- [AIM OF THE EXERCISE]:
Find every line with the string "text" in it, count them, and reply with that count only.

- [GIVEN RECORDS]:
=======

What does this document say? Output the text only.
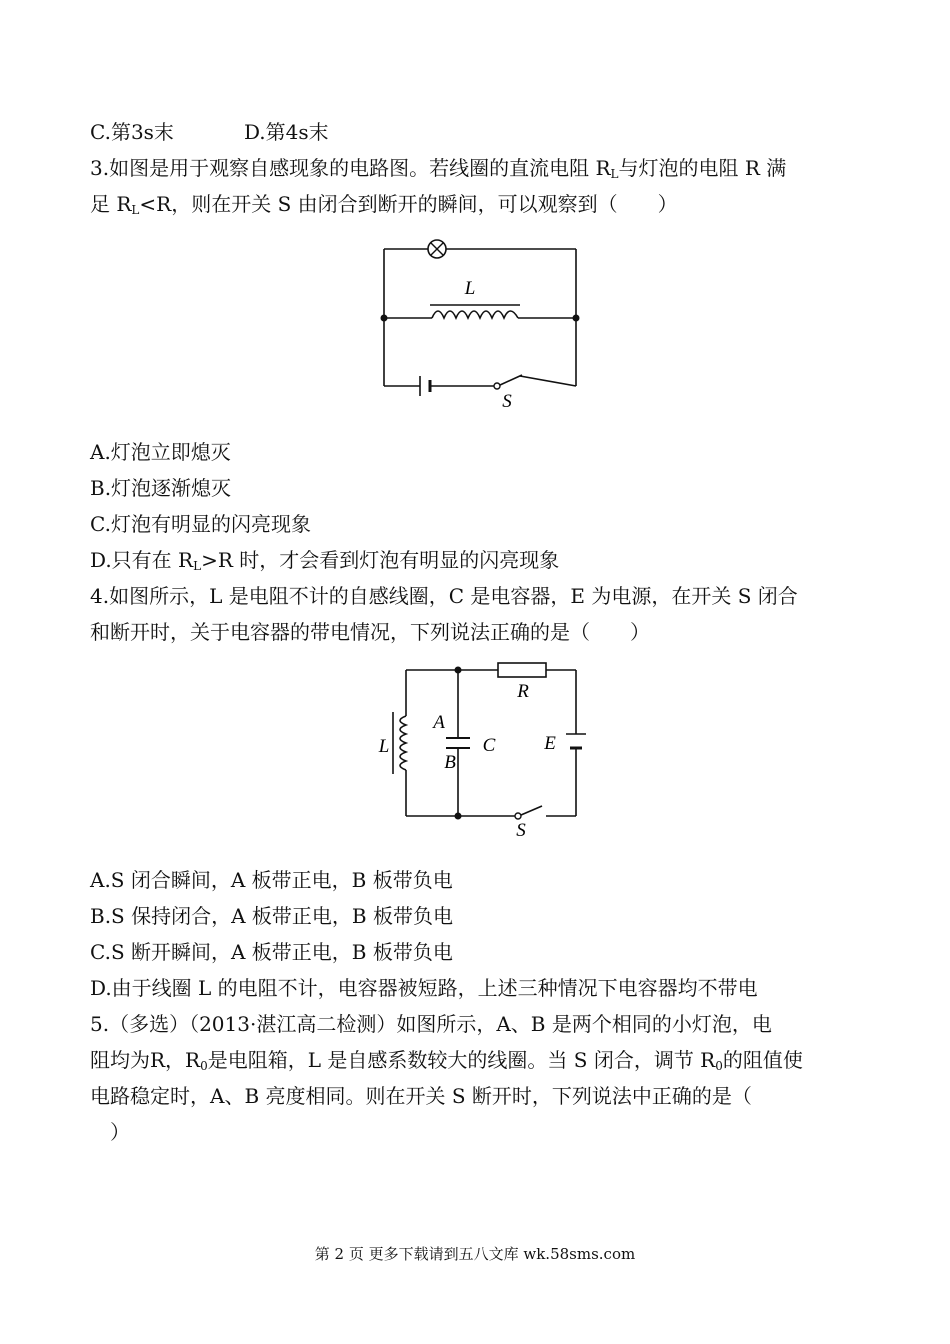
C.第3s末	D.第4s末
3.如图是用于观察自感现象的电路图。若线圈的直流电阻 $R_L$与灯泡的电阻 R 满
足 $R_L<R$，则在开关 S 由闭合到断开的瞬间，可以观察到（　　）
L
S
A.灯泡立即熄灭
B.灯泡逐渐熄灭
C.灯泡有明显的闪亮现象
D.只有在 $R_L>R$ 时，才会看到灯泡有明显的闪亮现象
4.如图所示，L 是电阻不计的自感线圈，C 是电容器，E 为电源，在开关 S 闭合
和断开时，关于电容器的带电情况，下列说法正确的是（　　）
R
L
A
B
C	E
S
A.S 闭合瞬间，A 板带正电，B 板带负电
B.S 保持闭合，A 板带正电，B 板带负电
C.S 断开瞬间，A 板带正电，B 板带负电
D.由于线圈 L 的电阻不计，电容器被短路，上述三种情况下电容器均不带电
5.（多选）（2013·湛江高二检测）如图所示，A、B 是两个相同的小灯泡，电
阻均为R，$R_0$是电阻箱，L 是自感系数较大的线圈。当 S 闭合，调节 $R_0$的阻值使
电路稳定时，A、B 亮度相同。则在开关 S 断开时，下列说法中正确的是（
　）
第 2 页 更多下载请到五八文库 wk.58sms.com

=======

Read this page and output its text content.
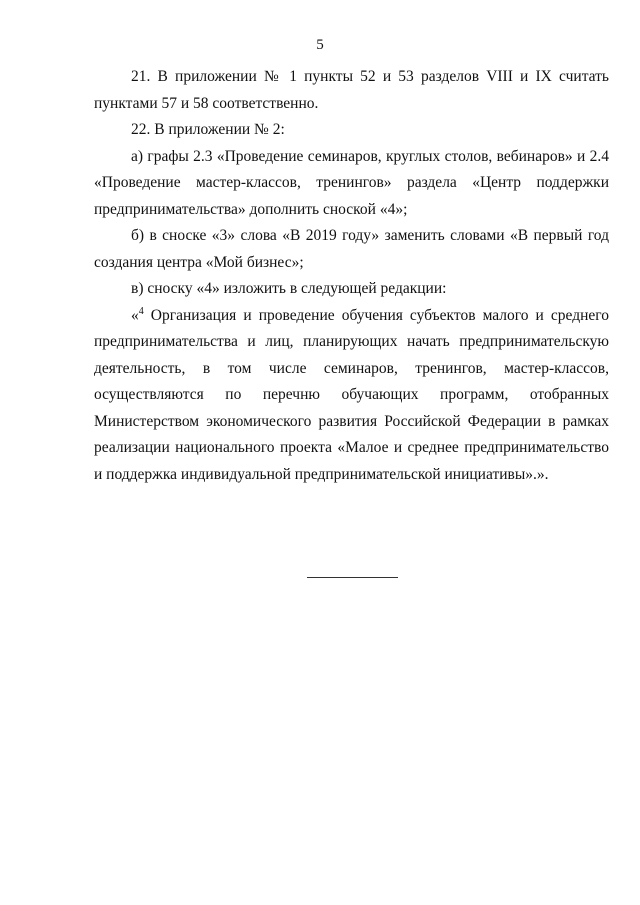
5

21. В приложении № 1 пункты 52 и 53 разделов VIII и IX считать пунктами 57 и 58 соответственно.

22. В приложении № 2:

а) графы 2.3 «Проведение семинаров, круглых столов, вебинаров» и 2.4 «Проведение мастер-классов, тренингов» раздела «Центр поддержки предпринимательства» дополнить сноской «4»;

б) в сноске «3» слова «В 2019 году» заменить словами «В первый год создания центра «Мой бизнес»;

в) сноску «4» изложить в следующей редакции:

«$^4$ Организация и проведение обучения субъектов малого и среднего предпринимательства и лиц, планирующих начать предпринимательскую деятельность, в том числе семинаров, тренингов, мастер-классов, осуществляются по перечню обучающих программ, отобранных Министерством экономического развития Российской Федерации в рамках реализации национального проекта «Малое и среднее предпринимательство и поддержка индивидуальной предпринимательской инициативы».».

=======

- [ANSWER TO THIS EXERCISE]:
2